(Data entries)

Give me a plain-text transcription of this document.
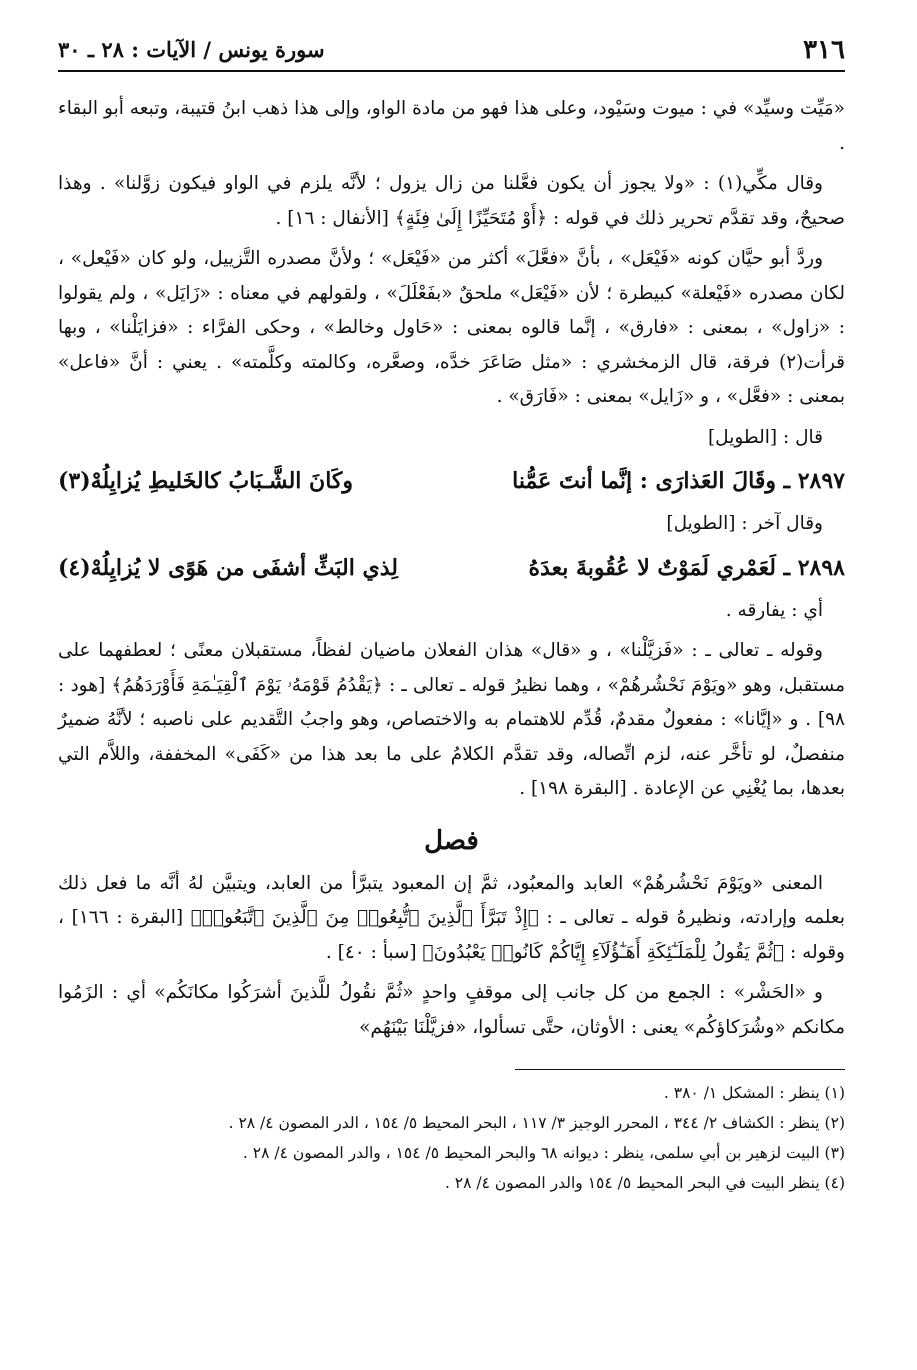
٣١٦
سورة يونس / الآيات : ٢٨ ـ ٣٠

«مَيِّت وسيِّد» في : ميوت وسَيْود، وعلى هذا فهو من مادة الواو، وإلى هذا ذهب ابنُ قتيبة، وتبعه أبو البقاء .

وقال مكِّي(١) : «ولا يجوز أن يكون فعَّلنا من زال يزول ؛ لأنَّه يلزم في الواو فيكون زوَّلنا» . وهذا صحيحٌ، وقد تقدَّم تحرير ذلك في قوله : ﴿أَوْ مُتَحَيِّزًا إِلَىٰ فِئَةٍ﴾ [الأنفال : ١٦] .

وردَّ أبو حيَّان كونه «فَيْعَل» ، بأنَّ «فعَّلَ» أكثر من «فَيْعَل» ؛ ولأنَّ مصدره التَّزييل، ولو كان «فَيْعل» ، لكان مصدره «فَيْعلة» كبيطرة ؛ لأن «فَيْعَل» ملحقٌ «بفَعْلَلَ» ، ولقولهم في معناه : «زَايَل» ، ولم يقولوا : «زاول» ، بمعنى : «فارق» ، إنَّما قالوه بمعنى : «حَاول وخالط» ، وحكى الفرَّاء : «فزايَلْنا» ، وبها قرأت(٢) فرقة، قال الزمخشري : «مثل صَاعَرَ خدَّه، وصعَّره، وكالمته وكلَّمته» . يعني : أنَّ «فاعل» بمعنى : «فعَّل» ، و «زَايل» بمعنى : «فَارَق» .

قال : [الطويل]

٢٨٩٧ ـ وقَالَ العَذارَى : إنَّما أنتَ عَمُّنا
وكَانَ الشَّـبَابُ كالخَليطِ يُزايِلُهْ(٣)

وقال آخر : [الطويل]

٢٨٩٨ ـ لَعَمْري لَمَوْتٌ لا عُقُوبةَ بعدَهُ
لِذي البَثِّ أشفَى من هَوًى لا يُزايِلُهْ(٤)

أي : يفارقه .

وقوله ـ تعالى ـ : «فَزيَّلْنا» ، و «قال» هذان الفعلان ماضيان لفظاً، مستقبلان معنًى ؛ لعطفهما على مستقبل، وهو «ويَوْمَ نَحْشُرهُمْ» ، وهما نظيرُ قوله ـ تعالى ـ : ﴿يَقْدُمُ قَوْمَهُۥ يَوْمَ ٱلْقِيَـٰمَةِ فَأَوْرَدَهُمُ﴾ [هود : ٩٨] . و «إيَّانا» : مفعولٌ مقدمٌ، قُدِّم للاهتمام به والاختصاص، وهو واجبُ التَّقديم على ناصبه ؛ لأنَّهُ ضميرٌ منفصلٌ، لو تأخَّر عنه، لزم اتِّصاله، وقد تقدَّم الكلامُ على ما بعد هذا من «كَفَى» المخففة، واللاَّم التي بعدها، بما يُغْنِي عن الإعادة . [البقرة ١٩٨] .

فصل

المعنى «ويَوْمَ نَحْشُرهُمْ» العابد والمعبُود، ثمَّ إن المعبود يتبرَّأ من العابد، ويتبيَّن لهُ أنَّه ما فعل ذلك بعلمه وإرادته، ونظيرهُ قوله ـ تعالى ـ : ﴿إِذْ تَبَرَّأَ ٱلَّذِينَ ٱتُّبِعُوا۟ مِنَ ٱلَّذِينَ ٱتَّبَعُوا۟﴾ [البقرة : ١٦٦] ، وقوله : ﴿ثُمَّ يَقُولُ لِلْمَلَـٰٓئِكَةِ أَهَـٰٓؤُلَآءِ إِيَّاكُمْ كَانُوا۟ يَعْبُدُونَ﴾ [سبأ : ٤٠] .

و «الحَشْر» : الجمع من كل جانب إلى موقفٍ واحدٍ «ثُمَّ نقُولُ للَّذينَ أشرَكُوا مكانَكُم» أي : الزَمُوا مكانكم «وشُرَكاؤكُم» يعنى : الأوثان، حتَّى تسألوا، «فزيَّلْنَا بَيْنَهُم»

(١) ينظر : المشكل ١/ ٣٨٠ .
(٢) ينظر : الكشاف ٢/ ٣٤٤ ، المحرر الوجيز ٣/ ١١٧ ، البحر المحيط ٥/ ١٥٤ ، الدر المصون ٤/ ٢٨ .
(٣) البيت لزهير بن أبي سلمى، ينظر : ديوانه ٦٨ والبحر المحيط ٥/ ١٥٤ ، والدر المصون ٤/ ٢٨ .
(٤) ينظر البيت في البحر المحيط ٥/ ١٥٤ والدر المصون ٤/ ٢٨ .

» Exercise prompt: Reply with only the number of lines in the entries that contain the word "البيت".

» The output: 2